TASK INSTRUCTIONS
Copy whichever lines contain the string "Facade".

# Start of STORED RECORDS

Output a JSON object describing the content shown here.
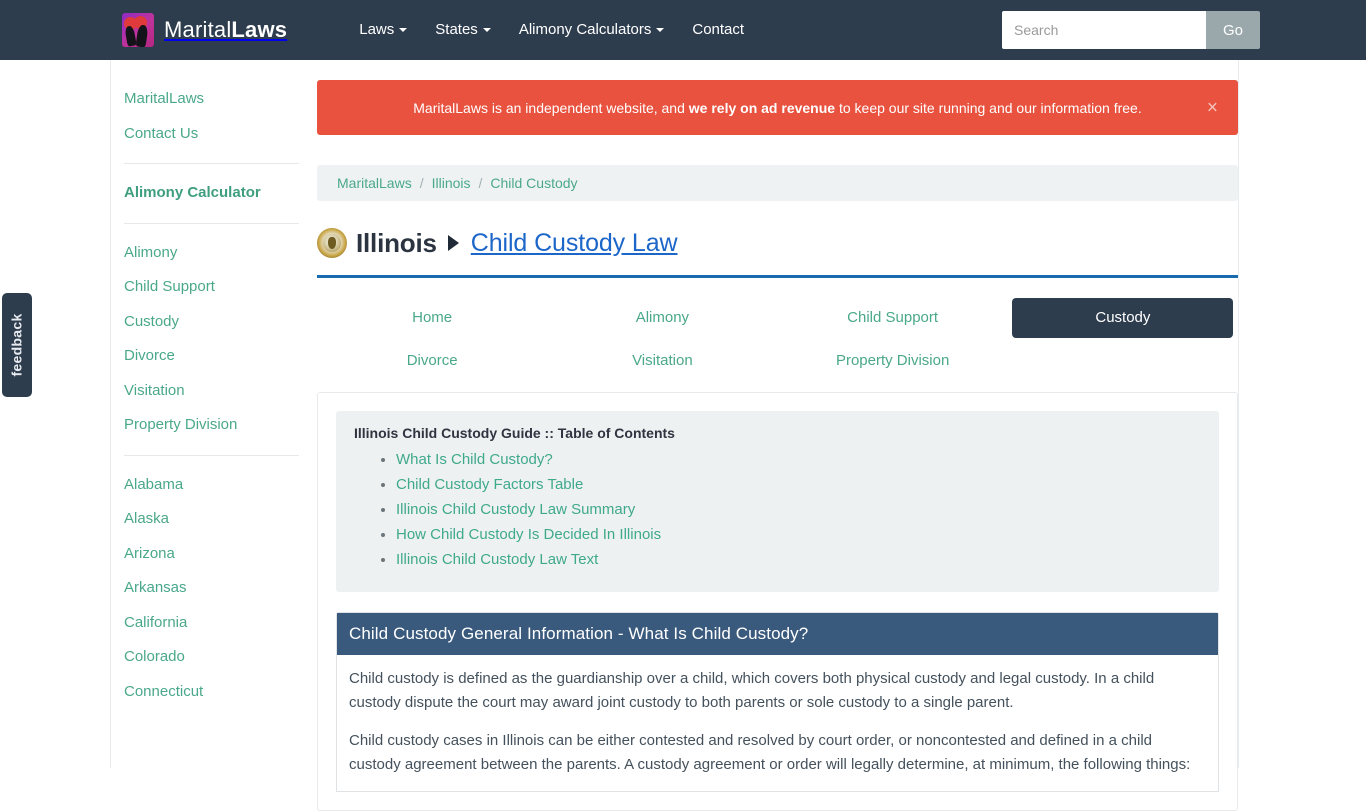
{
  "navbar": {
    "brand_primary": "Marital",
    "brand_secondary": "Laws",
    "links": [
      {
        "label": "Laws",
        "has_caret": true
      },
      {
        "label": "States",
        "has_caret": true
      },
      {
        "label": "Alimony Calculators",
        "has_caret": true
      },
      {
        "label": "Contact",
        "has_caret": false
      }
    ],
    "search_placeholder": "Search",
    "search_value": "",
    "search_button": "Go"
  },
  "feedback": {
    "label": "feedback"
  },
  "sidebar": {
    "top_links": [
      "MaritalLaws",
      "Contact Us"
    ],
    "calculator_link": "Alimony Calculator",
    "topic_links": [
      "Alimony",
      "Child Support",
      "Custody",
      "Divorce",
      "Visitation",
      "Property Division"
    ],
    "state_links": [
      "Alabama",
      "Alaska",
      "Arizona",
      "Arkansas",
      "California",
      "Colorado",
      "Connecticut"
    ]
  },
  "alert": {
    "text_before": "MaritalLaws is an independent website, and ",
    "text_strong": "we rely on ad revenue",
    "text_after": " to keep our site running and our information free.",
    "close_icon": "×"
  },
  "breadcrumb": {
    "items": [
      "MaritalLaws",
      "Illinois",
      "Child Custody"
    ],
    "separator": "/"
  },
  "title": {
    "seal_icon": "illinois-state-seal",
    "state": "Illinois",
    "arrow_icon": "triangle-right-icon",
    "topic": "Child Custody Law"
  },
  "tabs": [
    {
      "label": "Home",
      "active": false
    },
    {
      "label": "Alimony",
      "active": false
    },
    {
      "label": "Child Support",
      "active": false
    },
    {
      "label": "Custody",
      "active": true
    },
    {
      "label": "Divorce",
      "active": false
    },
    {
      "label": "Visitation",
      "active": false
    },
    {
      "label": "Property Division",
      "active": false
    }
  ],
  "toc": {
    "title": "Illinois Child Custody Guide :: Table of Contents",
    "items": [
      "What Is Child Custody?",
      "Child Custody Factors Table",
      "Illinois Child Custody Law Summary",
      "How Child Custody Is Decided In Illinois",
      "Illinois Child Custody Law Text"
    ]
  },
  "panel": {
    "heading": "Child Custody General Information - What Is Child Custody?",
    "paragraphs": [
      "Child custody is defined as the guardianship over a child, which covers both physical custody and legal custody. In a child custody dispute the court may award joint custody to both parents or sole custody to a single parent.",
      "Child custody cases in Illinois can be either contested and resolved by court order, or noncontested and defined in a child custody agreement between the parents. A custody agreement or order will legally determine, at minimum, the following things:"
    ]
  },
  "colors": {
    "navbar_bg": "#2e3d4e",
    "link_teal": "#4aa88a",
    "alert_red": "#e8523f",
    "title_blue": "#1d66c9",
    "rule_blue": "#1a6ab0",
    "panel_head": "#3a5a7d"
  }
}
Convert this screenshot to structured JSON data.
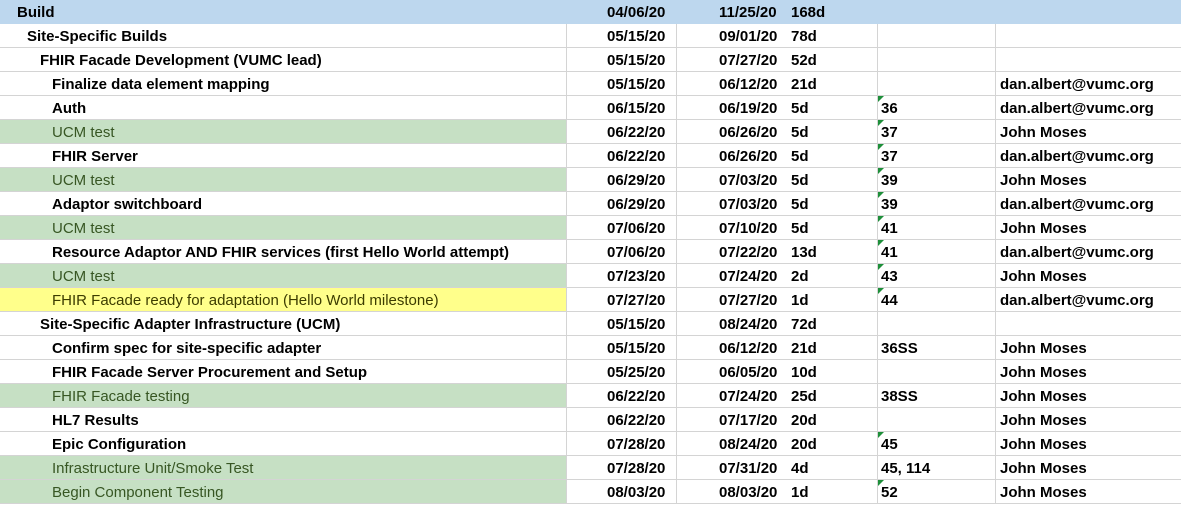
{
  "header": {
    "task": "Build",
    "start": "04/06/20",
    "end": "11/25/20",
    "duration": "168d"
  },
  "rows": [
    {
      "task": "Site-Specific Builds",
      "level": 1,
      "fill": "none",
      "bold": true,
      "start": "05/15/20",
      "end": "09/01/20",
      "duration": "78d",
      "pred": "",
      "flag": false,
      "resource": ""
    },
    {
      "task": "FHIR Facade Development (VUMC lead)",
      "level": 2,
      "fill": "none",
      "bold": true,
      "start": "05/15/20",
      "end": "07/27/20",
      "duration": "52d",
      "pred": "",
      "flag": false,
      "resource": ""
    },
    {
      "task": "Finalize data element mapping",
      "level": 3,
      "fill": "none",
      "bold": true,
      "start": "05/15/20",
      "end": "06/12/20",
      "duration": "21d",
      "pred": "",
      "flag": false,
      "resource": "dan.albert@vumc.org"
    },
    {
      "task": "Auth",
      "level": 3,
      "fill": "none",
      "bold": true,
      "start": "06/15/20",
      "end": "06/19/20",
      "duration": "5d",
      "pred": "36",
      "flag": true,
      "resource": "dan.albert@vumc.org"
    },
    {
      "task": "UCM test",
      "level": 3,
      "fill": "green",
      "bold": false,
      "start": "06/22/20",
      "end": "06/26/20",
      "duration": "5d",
      "pred": "37",
      "flag": true,
      "resource": "John Moses"
    },
    {
      "task": "FHIR Server",
      "level": 3,
      "fill": "none",
      "bold": true,
      "start": "06/22/20",
      "end": "06/26/20",
      "duration": "5d",
      "pred": "37",
      "flag": true,
      "resource": "dan.albert@vumc.org"
    },
    {
      "task": "UCM test",
      "level": 3,
      "fill": "green",
      "bold": false,
      "start": "06/29/20",
      "end": "07/03/20",
      "duration": "5d",
      "pred": "39",
      "flag": true,
      "resource": "John Moses"
    },
    {
      "task": "Adaptor switchboard",
      "level": 3,
      "fill": "none",
      "bold": true,
      "start": "06/29/20",
      "end": "07/03/20",
      "duration": "5d",
      "pred": "39",
      "flag": true,
      "resource": "dan.albert@vumc.org"
    },
    {
      "task": "UCM test",
      "level": 3,
      "fill": "green",
      "bold": false,
      "start": "07/06/20",
      "end": "07/10/20",
      "duration": "5d",
      "pred": "41",
      "flag": true,
      "resource": "John Moses"
    },
    {
      "task": "Resource Adaptor AND FHIR services (first Hello World attempt)",
      "level": 3,
      "fill": "none",
      "bold": true,
      "start": "07/06/20",
      "end": "07/22/20",
      "duration": "13d",
      "pred": "41",
      "flag": true,
      "resource": "dan.albert@vumc.org"
    },
    {
      "task": "UCM test",
      "level": 3,
      "fill": "green",
      "bold": false,
      "start": "07/23/20",
      "end": "07/24/20",
      "duration": "2d",
      "pred": "43",
      "flag": true,
      "resource": "John Moses"
    },
    {
      "task": "FHIR Facade ready for adaptation (Hello World milestone)",
      "level": 3,
      "fill": "yellow",
      "bold": false,
      "start": "07/27/20",
      "end": "07/27/20",
      "duration": "1d",
      "pred": "44",
      "flag": true,
      "resource": "dan.albert@vumc.org"
    },
    {
      "task": "Site-Specific Adapter Infrastructure (UCM)",
      "level": 2,
      "fill": "none",
      "bold": true,
      "start": "05/15/20",
      "end": "08/24/20",
      "duration": "72d",
      "pred": "",
      "flag": false,
      "resource": ""
    },
    {
      "task": "Confirm spec for site-specific adapter",
      "level": 3,
      "fill": "none",
      "bold": true,
      "start": "05/15/20",
      "end": "06/12/20",
      "duration": "21d",
      "pred": "36SS",
      "flag": false,
      "resource": "John Moses"
    },
    {
      "task": "FHIR Facade Server Procurement and Setup",
      "level": 3,
      "fill": "none",
      "bold": true,
      "start": "05/25/20",
      "end": "06/05/20",
      "duration": "10d",
      "pred": "",
      "flag": false,
      "resource": "John Moses"
    },
    {
      "task": "FHIR Facade testing",
      "level": 3,
      "fill": "green",
      "bold": false,
      "start": "06/22/20",
      "end": "07/24/20",
      "duration": "25d",
      "pred": "38SS",
      "flag": false,
      "resource": "John Moses"
    },
    {
      "task": "HL7 Results",
      "level": 3,
      "fill": "none",
      "bold": true,
      "start": "06/22/20",
      "end": "07/17/20",
      "duration": "20d",
      "pred": "",
      "flag": false,
      "resource": "John Moses"
    },
    {
      "task": "Epic Configuration",
      "level": 3,
      "fill": "none",
      "bold": true,
      "start": "07/28/20",
      "end": "08/24/20",
      "duration": "20d",
      "pred": "45",
      "flag": true,
      "resource": "John Moses"
    },
    {
      "task": "Infrastructure Unit/Smoke Test",
      "level": 3,
      "fill": "green",
      "bold": false,
      "start": "07/28/20",
      "end": "07/31/20",
      "duration": "4d",
      "pred": "45, 114",
      "flag": false,
      "resource": "John Moses"
    },
    {
      "task": "Begin Component Testing",
      "level": 3,
      "fill": "green",
      "bold": false,
      "start": "08/03/20",
      "end": "08/03/20",
      "duration": "1d",
      "pred": "52",
      "flag": true,
      "resource": "John Moses"
    }
  ]
}
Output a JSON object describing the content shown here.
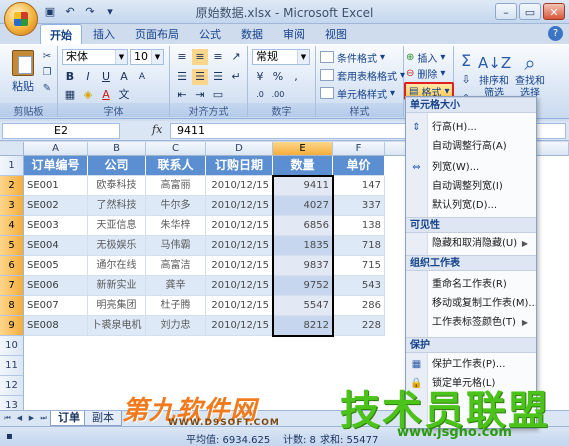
{
  "window": {
    "title": "原始数据.xlsx - Microsoft Excel"
  },
  "tabs": [
    "开始",
    "插入",
    "页面布局",
    "公式",
    "数据",
    "审阅",
    "视图"
  ],
  "ribbon": {
    "clipboard": {
      "label": "剪贴板",
      "paste": "粘贴"
    },
    "font": {
      "label": "字体",
      "name": "宋体",
      "size": "10"
    },
    "alignment": {
      "label": "对齐方式"
    },
    "number": {
      "label": "数字",
      "format": "常规"
    },
    "styles": {
      "label": "样式",
      "conditional": "条件格式",
      "table": "套用表格格式",
      "cell": "单元格样式"
    },
    "cells": {
      "insert": "插入",
      "delete": "删除",
      "format": "格式"
    },
    "editing": {
      "sigma": "Σ",
      "sort": "排序和",
      "filter": "筛选",
      "find": "查找和",
      "select": "选择"
    }
  },
  "formula_bar": {
    "name_box": "E2",
    "fx": "fx",
    "content": "9411"
  },
  "grid": {
    "columns": [
      "A",
      "B",
      "C",
      "D",
      "E",
      "F"
    ],
    "rows": [
      "1",
      "2",
      "3",
      "4",
      "5",
      "6",
      "7",
      "8",
      "9",
      "10",
      "11",
      "12",
      "13"
    ],
    "header": [
      "订单编号",
      "公司",
      "联系人",
      "订购日期",
      "数量",
      "单价"
    ],
    "data": [
      [
        "SE001",
        "欧泰科技",
        "高富丽",
        "2010/12/15",
        "9411",
        "147"
      ],
      [
        "SE002",
        "了然科技",
        "牛尔多",
        "2010/12/15",
        "4027",
        "337"
      ],
      [
        "SE003",
        "天亚信息",
        "朱华梓",
        "2010/12/15",
        "6856",
        "138"
      ],
      [
        "SE004",
        "无极娱乐",
        "马伟霸",
        "2010/12/15",
        "1835",
        "718"
      ],
      [
        "SE005",
        "通尔在线",
        "高富洁",
        "2010/12/15",
        "9837",
        "715"
      ],
      [
        "SE006",
        "新新实业",
        "龚辛",
        "2010/12/15",
        "9752",
        "543"
      ],
      [
        "SE007",
        "明亮集团",
        "杜子腾",
        "2010/12/15",
        "5547",
        "286"
      ],
      [
        "SE008",
        "卜裘泉电机",
        "刘力忠",
        "2010/12/15",
        "8212",
        "228"
      ]
    ]
  },
  "sheets": [
    "订单",
    "副本"
  ],
  "status": {
    "average": "平均值: 6934.625",
    "count": "计数: 8",
    "sum": "求和: 55477"
  },
  "format_menu": {
    "sections": [
      "单元格大小",
      "可见性",
      "组织工作表",
      "保护"
    ],
    "size_items": [
      "行高(H)...",
      "自动调整行高(A)",
      "列宽(W)...",
      "自动调整列宽(I)",
      "默认列宽(D)..."
    ],
    "visibility_items": [
      "隐藏和取消隐藏(U)"
    ],
    "organize_items": [
      "重命名工作表(R)",
      "移动或复制工作表(M)...",
      "工作表标签颜色(T)"
    ],
    "protect_items": [
      "保护工作表(P)...",
      "锁定单元格(L)"
    ]
  },
  "watermark": {
    "left": "第九软件网",
    "left_url": "WWW.D9SOFT.COM",
    "right": "技术员联盟",
    "right_url": "www.jsgho.com"
  },
  "colors": {
    "header_blue": "#5b8fd2",
    "stripe": "#dde9f7",
    "format_highlight": "#e02020"
  }
}
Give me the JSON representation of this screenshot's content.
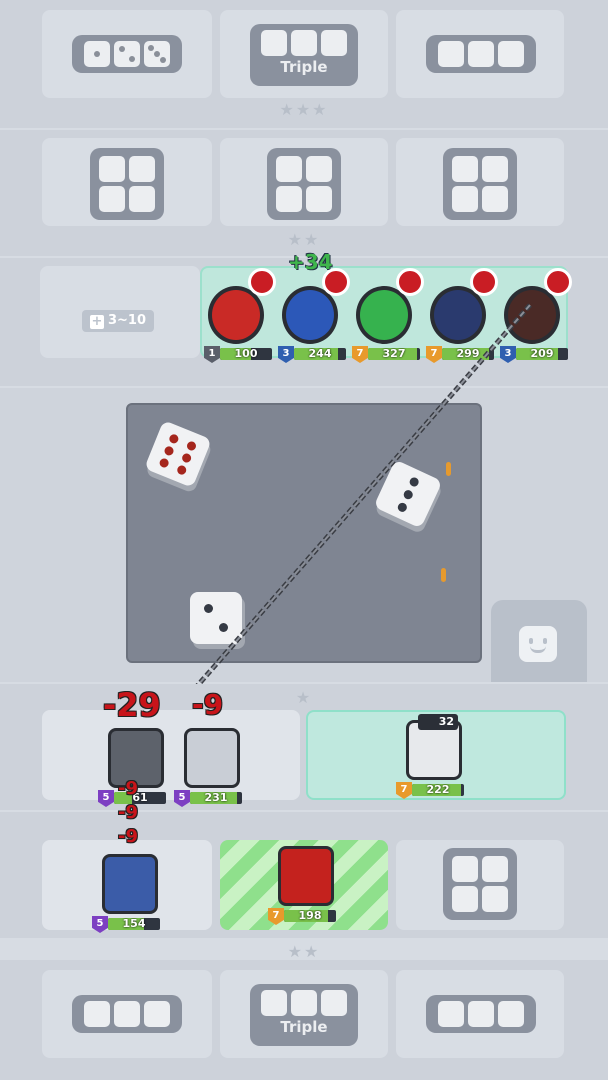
{
  "top_tier": {
    "triple_label": "Triple"
  },
  "enemy_row": {
    "range_label": "3~10",
    "heal_popup": "+34"
  },
  "enemies": [
    {
      "name": "red-shield-enemy",
      "level": "1",
      "hp": "100",
      "hp_fraction": 0.6,
      "level_color": "#5a5f6a"
    },
    {
      "name": "blue-knight-enemy",
      "level": "3",
      "hp": "244",
      "hp_fraction": 0.85,
      "level_color": "#2f5fb0"
    },
    {
      "name": "green-orb-enemy",
      "level": "7",
      "hp": "327",
      "hp_fraction": 0.95,
      "level_color": "#e89a2c"
    },
    {
      "name": "dark-armor-enemy",
      "level": "7",
      "hp": "299",
      "hp_fraction": 0.9,
      "level_color": "#e89a2c"
    },
    {
      "name": "dark-claw-enemy",
      "level": "3",
      "hp": "209",
      "hp_fraction": 0.8,
      "level_color": "#2f5fb0"
    }
  ],
  "player_units": [
    {
      "level": "5",
      "hp": "61",
      "hp_fraction": 0.35,
      "level_color": "#7d3fc2"
    },
    {
      "level": "5",
      "hp": "231",
      "hp_fraction": 0.9,
      "level_color": "#7d3fc2"
    },
    {
      "level": "7",
      "hp": "222",
      "hp_fraction": 0.95,
      "level_color": "#e89a2c"
    },
    {
      "level": "5",
      "hp": "154",
      "hp_fraction": 0.7,
      "level_color": "#7d3fc2"
    },
    {
      "level": "7",
      "hp": "198",
      "hp_fraction": 0.85,
      "level_color": "#e89a2c"
    }
  ],
  "damage_popups": [
    "-29",
    "-9",
    "-9",
    "-9",
    "-9"
  ],
  "battery_counter": "32",
  "colors": {
    "frame": "#c8ced7",
    "slot": "#d9dee5",
    "arena": "#7f8592",
    "hp_green": "#79c14a",
    "damage_red": "#c8141a",
    "heal_green": "#3fb54c"
  }
}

# End of STORED RECORDS

SOLUTION TO THE PROBLEM
      "task": "FHIR Facade Development (VUMC lead)",
      "task": "FHIR Facade ready for adaptation (Hello World milestone)",
      "task": "FHIR Facade Server Procurement and Setup",
      "task": "FHIR Facade testing",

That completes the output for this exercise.